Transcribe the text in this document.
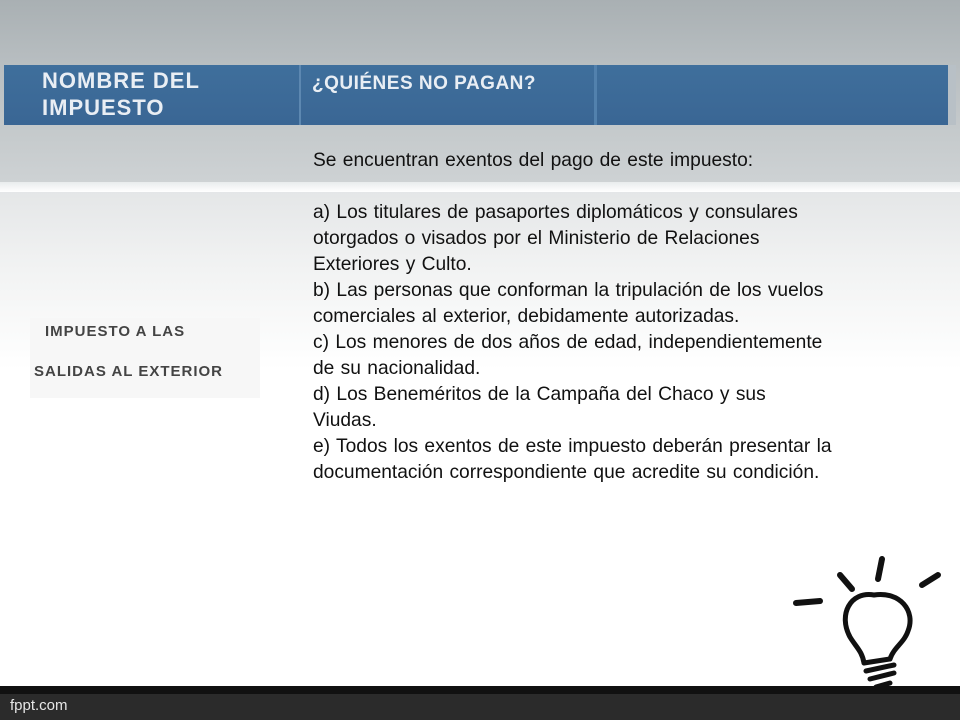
NOMBRE DEL
IMPUESTO
¿QUIÉNES NO PAGAN?
IMPUESTO A LAS
SALIDAS AL EXTERIOR

Se encuentran exentos del pago de este impuesto:

a) Los titulares de pasaportes diplomáticos y consulares otorgados o visados por el Ministerio de Relaciones Exteriores y Culto.

b) Las personas que conforman la tripulación de los vuelos comerciales al exterior, debidamente autorizadas.

c) Los menores de dos años de edad, independientemente de su nacionalidad.

d) Los Beneméritos de la Campaña del Chaco y sus Viudas.

e) Todos los exentos de este impuesto deberán presentar la documentación correspondiente que acredite su condición.

fppt.com
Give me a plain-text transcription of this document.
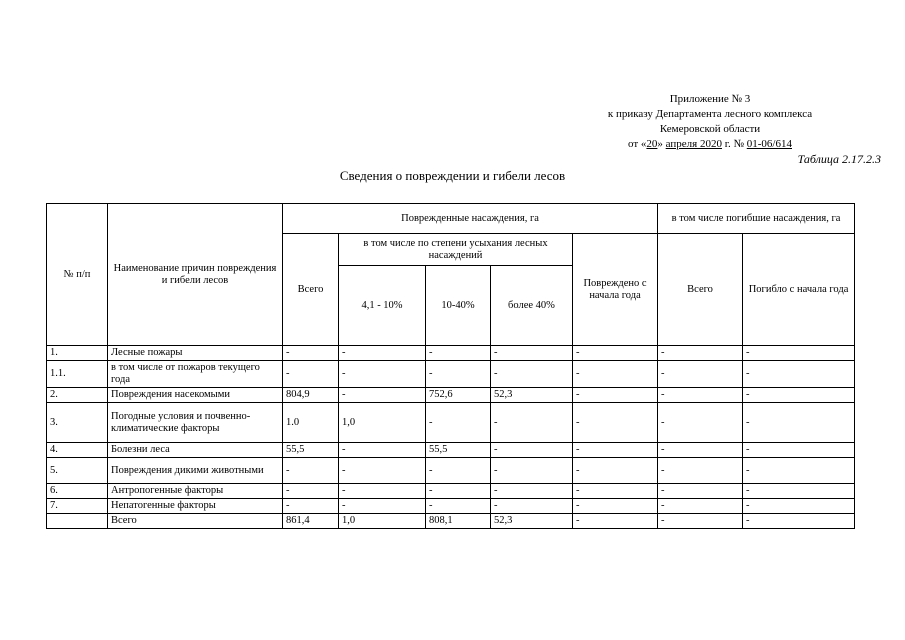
Приложение № 3
к приказу Департамента лесного комплекса
Кемеровской области
от «20» апреля 2020 г. № 01-06/614
Таблица 2.17.2.3
Сведения о повреждении и гибели лесов
№ п/п	Наименование причин повреждения и гибели лесов	Поврежденные насаждения, га					в том числе погибшие насаждения, га	
		Всего	в том числе по степени усыхания лесных насаждений			Повреждено с начала года	Всего	Погибло с начала года
			4,1 - 10%	10-40%	более 40%			
1.	Лесные пожары	-	-	-	-	-	-	-
1.1.	в том числе от пожаров текущего года	-	-	-	-	-	-	-
2.	Повреждения насекомыми	804,9	-	752,6	52,3	-	-	-
3.	Погодные условия и почвенно-климатические факторы	1.0	1,0	-	-	-	-	-
4.	Болезни леса	55,5	-	55,5	-	-	-	-
5.	Повреждения дикими животными	-	-	-	-	-	-	-
6.	Антропогенные факторы	-	-	-	-	-	-	-
7.	Непатогенные факторы	-	-	-	-	-	-	-
	Всего	861,4	1,0	808,1	52,3	-	-	-
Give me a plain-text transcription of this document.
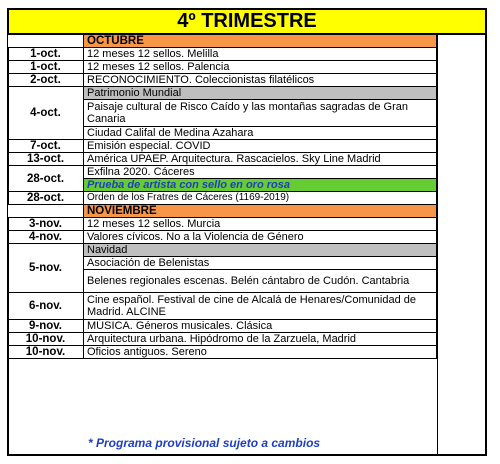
4º TRIMESTRE
	OCTUBRE
1-oct.	12 meses 12 sellos. Melilla
1-oct.	12 meses 12 sellos. Palencia
2-oct.	RECONOCIMIENTO. Coleccionistas filatélicos
4-oct.	Patrimonio Mundial
	Paisaje cultural de Risco Caído y las montañas sagradas de Gran Canaria
	Ciudad Califal de Medina Azahara
7-oct.	Emisión especial. COVID
13-oct.	América UPAEP. Arquitectura. Rascacielos. Sky Line Madrid
28-oct.	Exfilna 2020. Cáceres
	Prueba de artista con sello en oro rosa
28-oct.	Orden de los Fratres de Cáceres (1169-2019)
	NOVIEMBRE
3-nov.	12 meses 12 sellos. Murcia
4-nov.	Valores cívicos. No a la Violencia de Género
5-nov.	Navidad
	Asociación de Belenistas
	Belenes regionales escenas. Belén cántabro de Cudón. Cantabria
6-nov.	Cine español. Festival de cine de Alcalá de Henares/Comunidad de Madrid. ALCINE
9-nov.	MÚSICA. Géneros musicales. Clásica
10-nov.	Arquitectura urbana. Hipódromo de la Zarzuela, Madrid
10-nov.	Oficios antiguos. Sereno
* Programa provisional sujeto a cambios
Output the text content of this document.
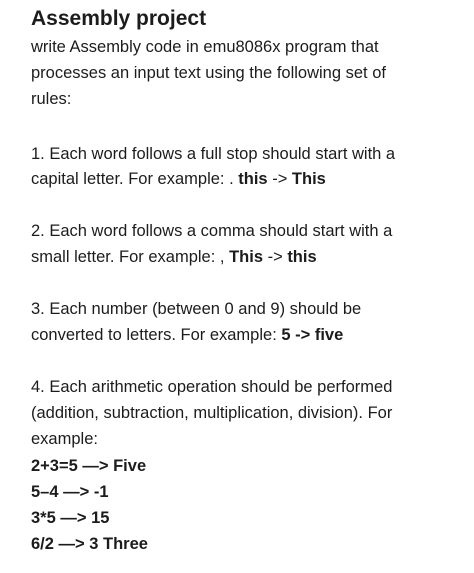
Assembly project
write Assembly code in emu8086x program that
processes an input text using the following set of
rules:
1. Each word follows a full stop should start with a
capital letter. For example: . this -> This
2. Each word follows a comma should start with a
small letter. For example: , This -> this
3. Each number (between 0 and 9) should be
converted to letters. For example: 5 -> five
4. Each arithmetic operation should be performed
(addition, subtraction, multiplication, division). For
example:
2+3=5 —> Five
5–4 —> -1
3*5 —> 15
6/2 —> 3 Three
-- -- --
THE PROBLEM: Output every entry verbatim. Pictures do not belong in the copy.

WRITTEN REPLY:
Transcribe the text in this document.
NOMBRE DEL
IMPUESTO
¿QUIÉNES NO PAGAN?
IMPUESTO A LAS
SALIDAS AL EXTERIOR

Se encuentran exentos del pago de este impuesto:

a) Los titulares de pasaportes diplomáticos y consulares otorgados o visados por el Ministerio de Relaciones Exteriores y Culto.

b) Las personas que conforman la tripulación de los vuelos comerciales al exterior, debidamente autorizadas.

c) Los menores de dos años de edad, independientemente de su nacionalidad.

d) Los Beneméritos de la Campaña del Chaco y sus Viudas.

e) Todos los exentos de este impuesto deberán presentar la documentación correspondiente que acredite su condición.

fppt.com
Give me a plain-text transcription of this document.
Приложение № 3
к приказу Департамента лесного комплекса
Кемеровской области
от «20» апреля 2020 г. № 01-06/614
Таблица 2.17.2.3
Сведения о повреждении и гибели лесов
№ п/п	Наименование причин повреждения и гибели лесов	Поврежденные насаждения, га					в том числе погибшие насаждения, га	
		Всего	в том числе по степени усыхания лесных насаждений			Повреждено с начала года	Всего	Погибло с начала года
			4,1 - 10%	10-40%	более 40%			
1.	Лесные пожары	-	-	-	-	-	-	-
1.1.	в том числе от пожаров текущего года	-	-	-	-	-	-	-
2.	Повреждения насекомыми	804,9	-	752,6	52,3	-	-	-
3.	Погодные условия и почвенно-климатические факторы	1.0	1,0	-	-	-	-	-
4.	Болезни леса	55,5	-	55,5	-	-	-	-
5.	Повреждения дикими животными	-	-	-	-	-	-	-
6.	Антропогенные факторы	-	-	-	-	-	-	-
7.	Непатогенные факторы	-	-	-	-	-	-	-
	Всего	861,4	1,0	808,1	52,3	-	-	-
Give me a plain-text transcription of this document.
4º TRIMESTRE
	OCTUBRE
1-oct.	12 meses 12 sellos. Melilla
1-oct.	12 meses 12 sellos. Palencia
2-oct.	RECONOCIMIENTO. Coleccionistas filatélicos
4-oct.	Patrimonio Mundial
	Paisaje cultural de Risco Caído y las montañas sagradas de Gran Canaria
	Ciudad Califal de Medina Azahara
7-oct.	Emisión especial. COVID
13-oct.	América UPAEP. Arquitectura. Rascacielos. Sky Line Madrid
28-oct.	Exfilna 2020. Cáceres
	Prueba de artista con sello en oro rosa
28-oct.	Orden de los Fratres de Cáceres (1169-2019)
	NOVIEMBRE
3-nov.	12 meses 12 sellos. Murcia
4-nov.	Valores cívicos. No a la Violencia de Género
5-nov.	Navidad
	Asociación de Belenistas
	Belenes regionales escenas. Belén cántabro de Cudón. Cantabria
6-nov.	Cine español. Festival de cine de Alcalá de Henares/Comunidad de Madrid. ALCINE
9-nov.	MÚSICA. Géneros musicales. Clásica
10-nov.	Arquitectura urbana. Hipódromo de la Zarzuela, Madrid
10-nov.	Oficios antiguos. Sereno
* Programa provisional sujeto a cambios
Output the text content of this document.
Assembly project
write Assembly code in emu8086x program that
processes an input text using the following set of
rules:
1. Each word follows a full stop should start with a
capital letter. For example: . this -> This
2. Each word follows a comma should start with a
small letter. For example: , This -> this
3. Each number (between 0 and 9) should be
converted to letters. For example: 5 -> five
4. Each arithmetic operation should be performed
(addition, subtraction, multiplication, division). For
example:
2+3=5 —> Five
5–4 —> -1
3*5 —> 15
6/2 —> 3 Three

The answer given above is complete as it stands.